**TASK**
In the listing below, identify each line with the word "Output" and return those lines.

**EXCERPTED RECORDS**
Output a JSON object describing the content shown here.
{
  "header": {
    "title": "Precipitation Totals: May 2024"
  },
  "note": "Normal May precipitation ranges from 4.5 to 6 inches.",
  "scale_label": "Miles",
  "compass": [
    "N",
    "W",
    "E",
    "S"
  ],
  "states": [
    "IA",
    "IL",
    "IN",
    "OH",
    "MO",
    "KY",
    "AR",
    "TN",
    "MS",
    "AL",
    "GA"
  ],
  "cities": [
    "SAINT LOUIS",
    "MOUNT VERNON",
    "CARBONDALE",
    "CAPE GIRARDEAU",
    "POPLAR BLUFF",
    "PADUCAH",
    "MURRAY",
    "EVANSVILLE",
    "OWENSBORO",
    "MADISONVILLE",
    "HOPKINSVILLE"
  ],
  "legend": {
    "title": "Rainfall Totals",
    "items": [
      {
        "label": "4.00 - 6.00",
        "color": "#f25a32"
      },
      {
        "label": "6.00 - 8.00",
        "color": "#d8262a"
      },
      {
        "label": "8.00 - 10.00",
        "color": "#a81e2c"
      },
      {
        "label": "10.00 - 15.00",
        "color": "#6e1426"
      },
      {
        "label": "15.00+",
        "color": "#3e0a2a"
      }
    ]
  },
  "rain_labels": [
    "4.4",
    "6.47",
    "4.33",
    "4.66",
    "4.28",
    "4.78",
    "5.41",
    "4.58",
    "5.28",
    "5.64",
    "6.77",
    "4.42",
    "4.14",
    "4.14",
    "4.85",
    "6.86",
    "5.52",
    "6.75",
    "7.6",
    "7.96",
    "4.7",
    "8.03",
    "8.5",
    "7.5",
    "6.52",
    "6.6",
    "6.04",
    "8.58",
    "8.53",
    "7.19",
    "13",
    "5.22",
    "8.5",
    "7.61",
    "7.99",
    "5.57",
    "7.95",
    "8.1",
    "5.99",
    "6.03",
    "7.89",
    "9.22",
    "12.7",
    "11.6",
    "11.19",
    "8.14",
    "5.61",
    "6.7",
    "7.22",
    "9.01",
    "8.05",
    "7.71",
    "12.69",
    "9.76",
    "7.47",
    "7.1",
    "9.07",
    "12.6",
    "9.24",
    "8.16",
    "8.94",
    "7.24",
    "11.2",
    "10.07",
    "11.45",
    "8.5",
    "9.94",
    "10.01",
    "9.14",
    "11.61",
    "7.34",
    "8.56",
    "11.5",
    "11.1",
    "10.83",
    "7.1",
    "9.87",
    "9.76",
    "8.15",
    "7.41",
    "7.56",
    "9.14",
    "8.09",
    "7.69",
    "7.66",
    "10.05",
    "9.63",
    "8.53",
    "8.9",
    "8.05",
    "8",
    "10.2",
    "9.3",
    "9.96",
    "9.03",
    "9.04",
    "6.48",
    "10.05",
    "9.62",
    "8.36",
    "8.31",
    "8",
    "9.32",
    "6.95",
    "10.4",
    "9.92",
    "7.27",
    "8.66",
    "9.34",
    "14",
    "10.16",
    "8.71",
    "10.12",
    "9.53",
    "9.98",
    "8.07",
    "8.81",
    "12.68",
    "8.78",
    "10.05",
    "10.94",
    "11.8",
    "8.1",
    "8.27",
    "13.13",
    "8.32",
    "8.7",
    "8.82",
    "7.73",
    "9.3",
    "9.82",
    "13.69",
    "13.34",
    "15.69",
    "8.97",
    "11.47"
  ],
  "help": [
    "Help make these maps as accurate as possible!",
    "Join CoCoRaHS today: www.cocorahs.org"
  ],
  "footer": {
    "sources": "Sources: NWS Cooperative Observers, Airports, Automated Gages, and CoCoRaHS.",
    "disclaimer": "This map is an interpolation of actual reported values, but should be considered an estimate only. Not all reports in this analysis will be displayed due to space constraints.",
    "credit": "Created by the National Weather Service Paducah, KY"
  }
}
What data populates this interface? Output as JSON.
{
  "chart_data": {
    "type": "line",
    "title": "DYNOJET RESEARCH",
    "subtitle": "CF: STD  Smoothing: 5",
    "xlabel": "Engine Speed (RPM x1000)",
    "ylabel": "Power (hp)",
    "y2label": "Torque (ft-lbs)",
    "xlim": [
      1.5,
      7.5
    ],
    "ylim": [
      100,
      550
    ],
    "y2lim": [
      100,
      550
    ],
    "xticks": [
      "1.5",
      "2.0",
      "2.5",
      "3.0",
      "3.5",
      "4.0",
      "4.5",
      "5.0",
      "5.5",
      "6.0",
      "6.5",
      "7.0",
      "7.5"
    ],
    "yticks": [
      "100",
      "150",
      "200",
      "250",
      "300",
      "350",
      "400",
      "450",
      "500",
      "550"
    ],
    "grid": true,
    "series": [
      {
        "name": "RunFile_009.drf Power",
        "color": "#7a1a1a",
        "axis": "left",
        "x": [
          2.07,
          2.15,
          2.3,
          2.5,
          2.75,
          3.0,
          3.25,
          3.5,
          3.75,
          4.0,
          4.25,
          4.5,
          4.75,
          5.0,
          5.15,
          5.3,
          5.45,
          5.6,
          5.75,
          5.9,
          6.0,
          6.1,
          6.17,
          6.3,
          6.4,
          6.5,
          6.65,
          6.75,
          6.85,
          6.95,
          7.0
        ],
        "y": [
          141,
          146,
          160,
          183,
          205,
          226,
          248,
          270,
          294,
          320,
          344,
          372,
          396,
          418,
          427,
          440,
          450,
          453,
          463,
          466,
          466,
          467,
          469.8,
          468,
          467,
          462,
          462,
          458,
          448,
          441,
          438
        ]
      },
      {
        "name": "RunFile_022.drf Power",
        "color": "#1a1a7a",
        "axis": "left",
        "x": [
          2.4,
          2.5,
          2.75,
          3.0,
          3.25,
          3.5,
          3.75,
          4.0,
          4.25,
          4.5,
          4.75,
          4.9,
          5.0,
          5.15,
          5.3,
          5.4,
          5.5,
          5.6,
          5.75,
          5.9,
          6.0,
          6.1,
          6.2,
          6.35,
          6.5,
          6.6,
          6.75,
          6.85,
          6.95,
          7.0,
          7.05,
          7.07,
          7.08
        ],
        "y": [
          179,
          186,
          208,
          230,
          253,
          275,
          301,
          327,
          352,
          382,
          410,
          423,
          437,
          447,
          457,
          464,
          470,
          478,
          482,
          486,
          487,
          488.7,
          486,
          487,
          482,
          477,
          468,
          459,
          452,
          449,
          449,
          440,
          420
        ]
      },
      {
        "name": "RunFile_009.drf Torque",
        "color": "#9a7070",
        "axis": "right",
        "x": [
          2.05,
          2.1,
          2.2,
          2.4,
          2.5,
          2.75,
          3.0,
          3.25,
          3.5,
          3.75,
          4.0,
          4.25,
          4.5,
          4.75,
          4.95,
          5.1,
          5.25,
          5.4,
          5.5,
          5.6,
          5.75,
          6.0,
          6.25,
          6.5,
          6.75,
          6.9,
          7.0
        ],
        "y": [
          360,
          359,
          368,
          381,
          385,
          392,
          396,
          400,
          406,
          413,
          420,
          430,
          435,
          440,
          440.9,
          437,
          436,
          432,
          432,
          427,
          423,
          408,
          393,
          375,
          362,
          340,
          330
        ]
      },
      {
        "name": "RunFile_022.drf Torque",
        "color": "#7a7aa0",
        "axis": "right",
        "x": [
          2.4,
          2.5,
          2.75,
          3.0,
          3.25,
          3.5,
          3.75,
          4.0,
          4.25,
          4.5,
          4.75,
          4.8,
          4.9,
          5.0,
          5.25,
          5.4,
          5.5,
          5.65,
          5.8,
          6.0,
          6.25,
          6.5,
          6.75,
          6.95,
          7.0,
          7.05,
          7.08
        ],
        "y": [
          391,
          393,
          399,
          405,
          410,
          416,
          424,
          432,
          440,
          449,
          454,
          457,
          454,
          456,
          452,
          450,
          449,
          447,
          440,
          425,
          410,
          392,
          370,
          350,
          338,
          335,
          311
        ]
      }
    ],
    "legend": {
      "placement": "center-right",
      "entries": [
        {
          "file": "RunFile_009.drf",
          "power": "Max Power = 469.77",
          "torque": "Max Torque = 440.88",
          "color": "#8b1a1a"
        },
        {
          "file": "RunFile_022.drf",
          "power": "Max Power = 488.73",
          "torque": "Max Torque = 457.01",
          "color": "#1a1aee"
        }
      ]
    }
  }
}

**RESULT FOR THIS TASK**
Output a JSON object describing the content shown here.
What data populates this interface? Output as JSON.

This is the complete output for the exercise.